> _WHAT IS ASKED_
Exclude any images and output the remaining records exactly.
..........
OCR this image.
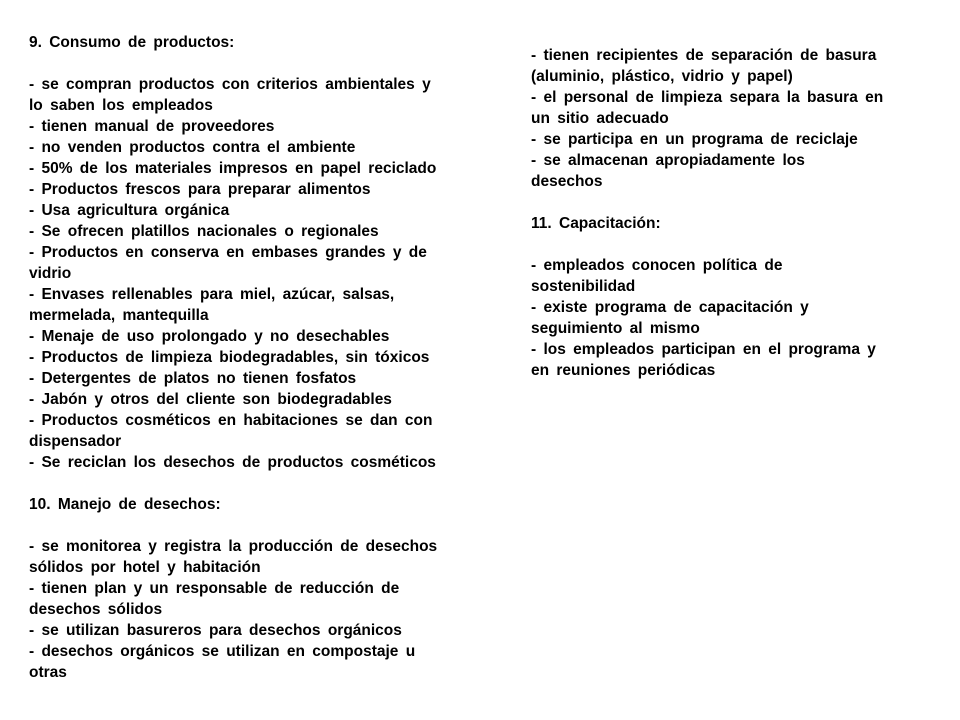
9. Consumo de productos:
- se compran productos con criterios ambientales y
lo saben los empleados
- tienen manual de proveedores
- no venden productos contra el ambiente
- 50% de los materiales impresos en papel reciclado
- Productos frescos para preparar alimentos
- Usa agricultura orgánica
- Se ofrecen platillos nacionales o regionales
- Productos en conserva en embases grandes y de
vidrio
- Envases rellenables para miel, azúcar, salsas,
mermelada, mantequilla
- Menaje de uso prolongado y no desechables
- Productos de limpieza biodegradables, sin tóxicos
- Detergentes de platos no tienen fosfatos
- Jabón y otros del cliente son biodegradables
- Productos cosméticos en habitaciones se dan con
dispensador
- Se reciclan los desechos de productos cosméticos
10. Manejo de desechos:
- se monitorea y registra la producción de desechos
sólidos por hotel y habitación
- tienen plan y un responsable de reducción de
desechos sólidos
- se utilizan basureros para desechos orgánicos
- desechos orgánicos se utilizan en compostaje u
otras
- tienen recipientes de separación de basura
(aluminio, plástico, vidrio y papel)
- el personal de limpieza separa la basura en
un sitio adecuado
- se participa en un programa de reciclaje
- se almacenan apropiadamente los
desechos
11. Capacitación:
- empleados conocen política de
sostenibilidad
- existe programa de capacitación y
seguimiento al mismo
- los empleados participan en el programa y
en reuniones periódicas
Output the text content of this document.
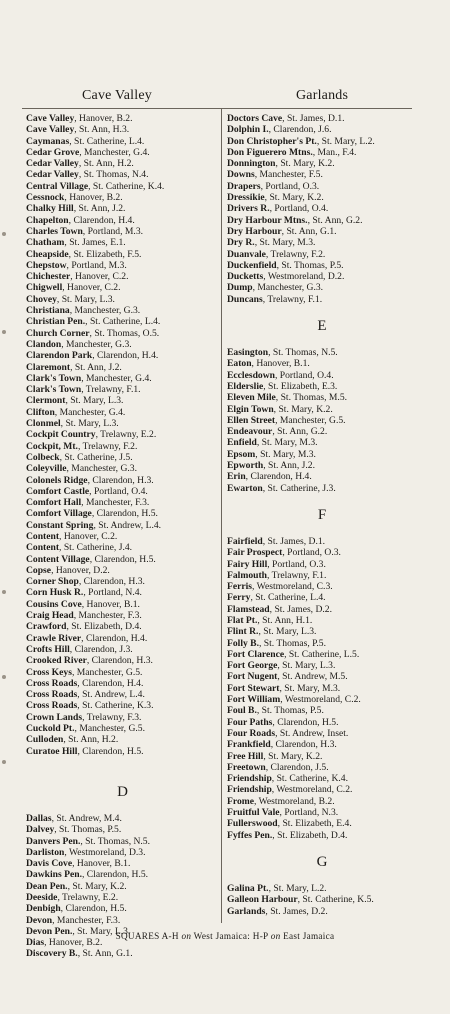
Cave Valley	Garlands
Cave Valley, Hanover, B.2.
Cave Valley, St. Ann, H.3.
Caymanas, St. Catherine, L.4.
Cedar Grove, Manchester, G.4.
Cedar Valley, St. Ann, H.2.
Cedar Valley, St. Thomas, N.4.
Central Village, St. Catherine, K.4.
Cessnock, Hanover, B.2.
Chalky Hill, St. Ann, J.2.
Chapelton, Clarendon, H.4.
Charles Town, Portland, M.3.
Chatham, St. James, E.1.
Cheapside, St. Elizabeth, F.5.
Chepstow, Portland, M.3.
Chichester, Hanover, C.2.
Chigwell, Hanover, C.2.
Chovey, St. Mary, L.3.
Christiana, Manchester, G.3.
Christian Pen., St. Catherine, L.4.
Church Corner, St. Thomas, O.5.
Clandon, Manchester, G.3.
Clarendon Park, Clarendon, H.4.
Claremont, St. Ann, J.2.
Clark's Town, Manchester, G.4.
Clark's Town, Trelawny, F.1.
Clermont, St. Mary, L.3.
Clifton, Manchester, G.4.
Clonmel, St. Mary, L.3.
Cockpit Country, Trelawny, E.2.
Cockpit, Mt., Trelawny, F.2.
Colbeck, St. Catherine, J.5.
Coleyville, Manchester, G.3.
Colonels Ridge, Clarendon, H.3.
Comfort Castle, Portland, O.4.
Comfort Hall, Manchester, F.3.
Comfort Village, Clarendon, H.5.
Constant Spring, St. Andrew, L.4.
Content, Hanover, C.2.
Content, St. Catherine, J.4.
Content Village, Clarendon, H.5.
Copse, Hanover, D.2.
Corner Shop, Clarendon, H.3.
Corn Husk R., Portland, N.4.
Cousins Cove, Hanover, B.1.
Craig Head, Manchester, F.3.
Crawford, St. Elizabeth, D.4.
Crawle River, Clarendon, H.4.
Crofts Hill, Clarendon, J.3.
Crooked River, Clarendon, H.3.
Cross Keys, Manchester, G.5.
Cross Roads, Clarendon, H.4.
Cross Roads, St. Andrew, L.4.
Cross Roads, St. Catherine, K.3.
Crown Lands, Trelawny, F.3.
Cuckold Pt., Manchester, G.5.
Culloden, St. Ann, H.2.
Curatoe Hill, Clarendon, H.5.
D
Dallas, St. Andrew, M.4.
Dalvey, St. Thomas, P.5.
Danvers Pen., St. Thomas, N.5.
Darliston, Westmoreland, D.3.
Davis Cove, Hanover, B.1.
Dawkins Pen., Clarendon, H.5.
Dean Pen., St. Mary, K.2.
Deeside, Trelawny, E.2.
Denbigh, Clarendon, H.5.
Devon, Manchester, F.3.
Devon Pen., St. Mary, L.3.
Dias, Hanover, B.2.
Discovery B., St. Ann, G.1.
Doctors Cave, St. James, D.1.
Dolphin I., Clarendon, J.6.
Don Christopher's Pt., St. Mary, L.2.
Don Figuerero Mtns., Man., F.4.
Donnington, St. Mary, K.2.
Downs, Manchester, F.5.
Drapers, Portland, O.3.
Dressikie, St. Mary, K.2.
Drivers R., Portland, O.4.
Dry Harbour Mtns., St. Ann, G.2.
Dry Harbour, St. Ann, G.1.
Dry R., St. Mary, M.3.
Duanvale, Trelawny, F.2.
Duckenfield, St. Thomas, P.5.
Ducketts, Westmoreland, D.2.
Dump, Manchester, G.3.
Duncans, Trelawny, F.1.
E
Easington, St. Thomas, N.5.
Eaton, Hanover, B.1.
Ecclesdown, Portland, O.4.
Elderslie, St. Elizabeth, E.3.
Eleven Mile, St. Thomas, M.5.
Elgin Town, St. Mary, K.2.
Ellen Street, Manchester, G.5.
Endeavour, St. Ann, G.2.
Enfield, St. Mary, M.3.
Epsom, St. Mary, M.3.
Epworth, St. Ann, J.2.
Erin, Clarendon, H.4.
Ewarton, St. Catherine, J.3.
F
Fairfield, St. James, D.1.
Fair Prospect, Portland, O.3.
Fairy Hill, Portland, O.3.
Falmouth, Trelawny, F.1.
Ferris, Westmoreland, C.3.
Ferry, St. Catherine, L.4.
Flamstead, St. James, D.2.
Flat Pt., St. Ann, H.1.
Flint R., St. Mary, L.3.
Folly B., St. Thomas, P.5.
Fort Clarence, St. Catherine, L.5.
Fort George, St. Mary, L.3.
Fort Nugent, St. Andrew, M.5.
Fort Stewart, St. Mary, M.3.
Fort William, Westmoreland, C.2.
Foul B., St. Thomas, P.5.
Four Paths, Clarendon, H.5.
Four Roads, St. Andrew, Inset.
Frankfield, Clarendon, H.3.
Free Hill, St. Mary, K.2.
Freetown, Clarendon, J.5.
Friendship, St. Catherine, K.4.
Friendship, Westmoreland, C.2.
Frome, Westmoreland, B.2.
Fruitful Vale, Portland, N.3.
Fullerswood, St. Elizabeth, E.4.
Fyffes Pen., St. Elizabeth, D.4.
G
Galina Pt., St. Mary, L.2.
Galleon Harbour, St. Catherine, K.5.
Garlands, St. James, D.2.
SQUARES A-H on West Jamaica: H-P on East Jamaica
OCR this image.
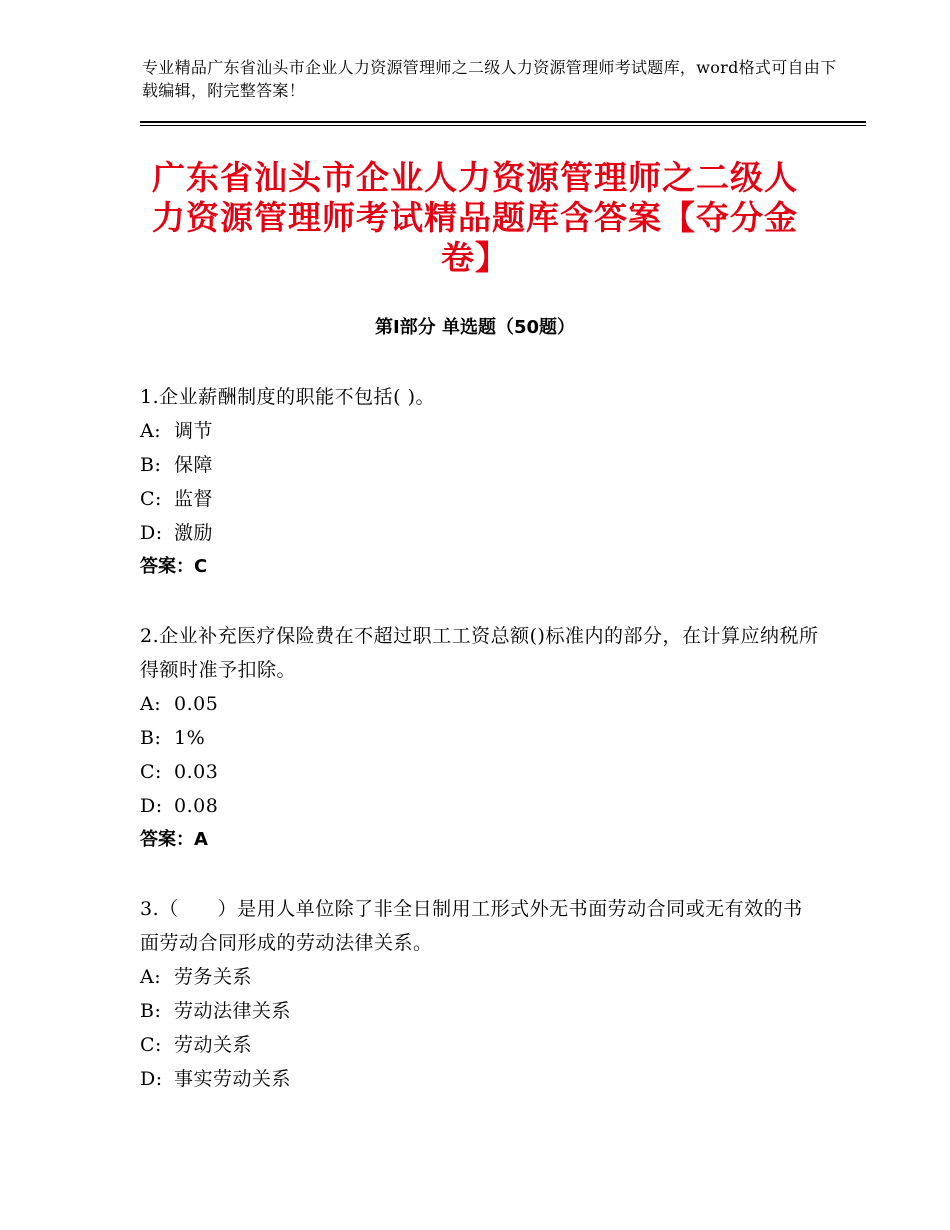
专业精品广东省汕头市企业人力资源管理师之二级人力资源管理师考试题库，word格式可自由下载编辑，附完整答案！
广东省汕头市企业人力资源管理师之二级人力资源管理师考试精品题库含答案【夺分金卷】
第Ⅰ部分 单选题（50题）
1.企业薪酬制度的职能不包括( )。
A: 调节
B: 保障
C: 监督
D: 激励
答案：C
2.企业补充医疗保险费在不超过职工工资总额()标准内的部分，在计算应纳税所得额时准予扣除。
A: 0.05
B: 1%
C: 0.03
D: 0.08
答案：A
3.（　　）是用人单位除了非全日制用工形式外无书面劳动合同或无有效的书面劳动合同形成的劳动法律关系。
A: 劳务关系
B: 劳动法律关系
C: 劳动关系
D: 事实劳动关系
..........
> _TASK RESPONSE_
OCR this image.
9. Consumo de productos:
- se compran productos con criterios ambientales y
lo saben los empleados
- tienen manual de proveedores
- no venden productos contra el ambiente
- 50% de los materiales impresos en papel reciclado
- Productos frescos para preparar alimentos
- Usa agricultura orgánica
- Se ofrecen platillos nacionales o regionales
- Productos en conserva en embases grandes y de
vidrio
- Envases rellenables para miel, azúcar, salsas,
mermelada, mantequilla
- Menaje de uso prolongado y no desechables
- Productos de limpieza biodegradables, sin tóxicos
- Detergentes de platos no tienen fosfatos
- Jabón y otros del cliente son biodegradables
- Productos cosméticos en habitaciones se dan con
dispensador
- Se reciclan los desechos de productos cosméticos
10. Manejo de desechos:
- se monitorea y registra la producción de desechos
sólidos por hotel y habitación
- tienen plan y un responsable de reducción de
desechos sólidos
- se utilizan basureros para desechos orgánicos
- desechos orgánicos se utilizan en compostaje u
otras
- tienen recipientes de separación de basura
(aluminio, plástico, vidrio y papel)
- el personal de limpieza separa la basura en
un sitio adecuado
- se participa en un programa de reciclaje
- se almacenan apropiadamente los
desechos
11. Capacitación:
- empleados conocen política de
sostenibilidad
- existe programa de capacitación y
seguimiento al mismo
- los empleados participan en el programa y
en reuniones periódicas
Output the text content of this document.
Cave Valley	Garlands
Cave Valley, Hanover, B.2.
Cave Valley, St. Ann, H.3.
Caymanas, St. Catherine, L.4.
Cedar Grove, Manchester, G.4.
Cedar Valley, St. Ann, H.2.
Cedar Valley, St. Thomas, N.4.
Central Village, St. Catherine, K.4.
Cessnock, Hanover, B.2.
Chalky Hill, St. Ann, J.2.
Chapelton, Clarendon, H.4.
Charles Town, Portland, M.3.
Chatham, St. James, E.1.
Cheapside, St. Elizabeth, F.5.
Chepstow, Portland, M.3.
Chichester, Hanover, C.2.
Chigwell, Hanover, C.2.
Chovey, St. Mary, L.3.
Christiana, Manchester, G.3.
Christian Pen., St. Catherine, L.4.
Church Corner, St. Thomas, O.5.
Clandon, Manchester, G.3.
Clarendon Park, Clarendon, H.4.
Claremont, St. Ann, J.2.
Clark's Town, Manchester, G.4.
Clark's Town, Trelawny, F.1.
Clermont, St. Mary, L.3.
Clifton, Manchester, G.4.
Clonmel, St. Mary, L.3.
Cockpit Country, Trelawny, E.2.
Cockpit, Mt., Trelawny, F.2.
Colbeck, St. Catherine, J.5.
Coleyville, Manchester, G.3.
Colonels Ridge, Clarendon, H.3.
Comfort Castle, Portland, O.4.
Comfort Hall, Manchester, F.3.
Comfort Village, Clarendon, H.5.
Constant Spring, St. Andrew, L.4.
Content, Hanover, C.2.
Content, St. Catherine, J.4.
Content Village, Clarendon, H.5.
Copse, Hanover, D.2.
Corner Shop, Clarendon, H.3.
Corn Husk R., Portland, N.4.
Cousins Cove, Hanover, B.1.
Craig Head, Manchester, F.3.
Crawford, St. Elizabeth, D.4.
Crawle River, Clarendon, H.4.
Crofts Hill, Clarendon, J.3.
Crooked River, Clarendon, H.3.
Cross Keys, Manchester, G.5.
Cross Roads, Clarendon, H.4.
Cross Roads, St. Andrew, L.4.
Cross Roads, St. Catherine, K.3.
Crown Lands, Trelawny, F.3.
Cuckold Pt., Manchester, G.5.
Culloden, St. Ann, H.2.
Curatoe Hill, Clarendon, H.5.
D
Dallas, St. Andrew, M.4.
Dalvey, St. Thomas, P.5.
Danvers Pen., St. Thomas, N.5.
Darliston, Westmoreland, D.3.
Davis Cove, Hanover, B.1.
Dawkins Pen., Clarendon, H.5.
Dean Pen., St. Mary, K.2.
Deeside, Trelawny, E.2.
Denbigh, Clarendon, H.5.
Devon, Manchester, F.3.
Devon Pen., St. Mary, L.3.
Dias, Hanover, B.2.
Discovery B., St. Ann, G.1.
Doctors Cave, St. James, D.1.
Dolphin I., Clarendon, J.6.
Don Christopher's Pt., St. Mary, L.2.
Don Figuerero Mtns., Man., F.4.
Donnington, St. Mary, K.2.
Downs, Manchester, F.5.
Drapers, Portland, O.3.
Dressikie, St. Mary, K.2.
Drivers R., Portland, O.4.
Dry Harbour Mtns., St. Ann, G.2.
Dry Harbour, St. Ann, G.1.
Dry R., St. Mary, M.3.
Duanvale, Trelawny, F.2.
Duckenfield, St. Thomas, P.5.
Ducketts, Westmoreland, D.2.
Dump, Manchester, G.3.
Duncans, Trelawny, F.1.
E
Easington, St. Thomas, N.5.
Eaton, Hanover, B.1.
Ecclesdown, Portland, O.4.
Elderslie, St. Elizabeth, E.3.
Eleven Mile, St. Thomas, M.5.
Elgin Town, St. Mary, K.2.
Ellen Street, Manchester, G.5.
Endeavour, St. Ann, G.2.
Enfield, St. Mary, M.3.
Epsom, St. Mary, M.3.
Epworth, St. Ann, J.2.
Erin, Clarendon, H.4.
Ewarton, St. Catherine, J.3.
F
Fairfield, St. James, D.1.
Fair Prospect, Portland, O.3.
Fairy Hill, Portland, O.3.
Falmouth, Trelawny, F.1.
Ferris, Westmoreland, C.3.
Ferry, St. Catherine, L.4.
Flamstead, St. James, D.2.
Flat Pt., St. Ann, H.1.
Flint R., St. Mary, L.3.
Folly B., St. Thomas, P.5.
Fort Clarence, St. Catherine, L.5.
Fort George, St. Mary, L.3.
Fort Nugent, St. Andrew, M.5.
Fort Stewart, St. Mary, M.3.
Fort William, Westmoreland, C.2.
Foul B., St. Thomas, P.5.
Four Paths, Clarendon, H.5.
Four Roads, St. Andrew, Inset.
Frankfield, Clarendon, H.3.
Free Hill, St. Mary, K.2.
Freetown, Clarendon, J.5.
Friendship, St. Catherine, K.4.
Friendship, Westmoreland, C.2.
Frome, Westmoreland, B.2.
Fruitful Vale, Portland, N.3.
Fullerswood, St. Elizabeth, E.4.
Fyffes Pen., St. Elizabeth, D.4.
G
Galina Pt., St. Mary, L.2.
Galleon Harbour, St. Catherine, K.5.
Garlands, St. James, D.2.
SQUARES A-H on West Jamaica: H-P on East Jamaica
OCR this image.
专业精品广东省汕头市企业人力资源管理师之二级人力资源管理师考试题库，word格式可自由下载编辑，附完整答案！
广东省汕头市企业人力资源管理师之二级人力资源管理师考试精品题库含答案【夺分金卷】
第Ⅰ部分 单选题（50题）
1.企业薪酬制度的职能不包括( )。
A: 调节
B: 保障
C: 监督
D: 激励
答案：C
2.企业补充医疗保险费在不超过职工工资总额()标准内的部分，在计算应纳税所得额时准予扣除。
A: 0.05
B: 1%
C: 0.03
D: 0.08
答案：A
3.（　　）是用人单位除了非全日制用工形式外无书面劳动合同或无有效的书面劳动合同形成的劳动法律关系。
A: 劳务关系
B: 劳动法律关系
C: 劳动关系
D: 事实劳动关系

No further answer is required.